» **TASK GOAL**
Starting at the line with "Output the underlying" in it, reproduce each line below through the last one, exactly, and include nothing else.
** Start MATERIAL SUPPLIED **
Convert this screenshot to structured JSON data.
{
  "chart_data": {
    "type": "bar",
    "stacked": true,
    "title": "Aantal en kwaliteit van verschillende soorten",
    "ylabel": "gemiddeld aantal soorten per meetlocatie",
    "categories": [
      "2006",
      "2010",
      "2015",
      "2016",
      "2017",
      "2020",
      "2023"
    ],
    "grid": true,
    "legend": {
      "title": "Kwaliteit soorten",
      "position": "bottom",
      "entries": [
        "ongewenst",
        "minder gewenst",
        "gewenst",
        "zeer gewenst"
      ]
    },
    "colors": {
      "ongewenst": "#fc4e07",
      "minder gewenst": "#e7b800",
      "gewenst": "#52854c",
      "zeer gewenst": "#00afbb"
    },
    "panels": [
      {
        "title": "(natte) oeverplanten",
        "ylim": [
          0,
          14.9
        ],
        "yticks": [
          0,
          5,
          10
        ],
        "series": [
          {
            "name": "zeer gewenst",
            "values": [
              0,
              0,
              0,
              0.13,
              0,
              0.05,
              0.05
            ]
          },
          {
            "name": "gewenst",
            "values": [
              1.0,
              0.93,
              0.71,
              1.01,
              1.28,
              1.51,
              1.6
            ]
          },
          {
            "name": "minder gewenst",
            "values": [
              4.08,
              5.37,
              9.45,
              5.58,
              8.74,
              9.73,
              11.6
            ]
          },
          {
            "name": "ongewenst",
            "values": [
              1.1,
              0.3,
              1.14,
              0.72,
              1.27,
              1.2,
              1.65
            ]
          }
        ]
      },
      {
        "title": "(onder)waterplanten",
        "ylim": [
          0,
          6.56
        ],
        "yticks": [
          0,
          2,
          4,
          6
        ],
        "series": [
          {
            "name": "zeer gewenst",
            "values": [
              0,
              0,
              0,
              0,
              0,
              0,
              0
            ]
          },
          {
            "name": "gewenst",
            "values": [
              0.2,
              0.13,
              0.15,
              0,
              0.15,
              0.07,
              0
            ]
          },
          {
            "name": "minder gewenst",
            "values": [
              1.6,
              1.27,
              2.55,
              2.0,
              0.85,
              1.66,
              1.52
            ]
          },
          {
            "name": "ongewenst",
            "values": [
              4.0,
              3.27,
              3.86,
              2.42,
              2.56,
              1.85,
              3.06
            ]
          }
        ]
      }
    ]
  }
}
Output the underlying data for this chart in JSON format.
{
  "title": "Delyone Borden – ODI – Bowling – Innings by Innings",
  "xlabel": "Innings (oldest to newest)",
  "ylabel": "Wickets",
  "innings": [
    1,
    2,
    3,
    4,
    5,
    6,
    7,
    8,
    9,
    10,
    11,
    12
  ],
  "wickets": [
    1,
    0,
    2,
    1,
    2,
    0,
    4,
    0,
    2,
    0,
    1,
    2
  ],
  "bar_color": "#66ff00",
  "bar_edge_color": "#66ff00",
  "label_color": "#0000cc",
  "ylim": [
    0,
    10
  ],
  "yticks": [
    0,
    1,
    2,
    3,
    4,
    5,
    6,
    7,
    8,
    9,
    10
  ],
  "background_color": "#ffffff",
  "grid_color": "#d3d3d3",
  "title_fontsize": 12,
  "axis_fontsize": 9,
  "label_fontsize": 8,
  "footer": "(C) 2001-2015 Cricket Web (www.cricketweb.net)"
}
** End MATERIAL SUPPLIED **
» **EXERCISE RESPONSE**
Output the underlying data for this chart in JSON format.
{
  "title": "Delyone Borden – ODI – Bowling – Innings by Innings",
  "xlabel": "Innings (oldest to newest)",
  "ylabel": "Wickets",
  "innings": [
    1,
    2,
    3,
    4,
    5,
    6,
    7,
    8,
    9,
    10,
    11,
    12
  ],
  "wickets": [
    1,
    0,
    2,
    1,
    2,
    0,
    4,
    0,
    2,
    0,
    1,
    2
  ],
  "bar_color": "#66ff00",
  "bar_edge_color": "#66ff00",
  "label_color": "#0000cc",
  "ylim": [
    0,
    10
  ],
  "yticks": [
    0,
    1,
    2,
    3,
    4,
    5,
    6,
    7,
    8,
    9,
    10
  ],
  "background_color": "#ffffff",
  "grid_color": "#d3d3d3",
  "title_fontsize": 12,
  "axis_fontsize": 9,
  "label_fontsize": 8,
  "footer": "(C) 2001-2015 Cricket Web (www.cricketweb.net)"
}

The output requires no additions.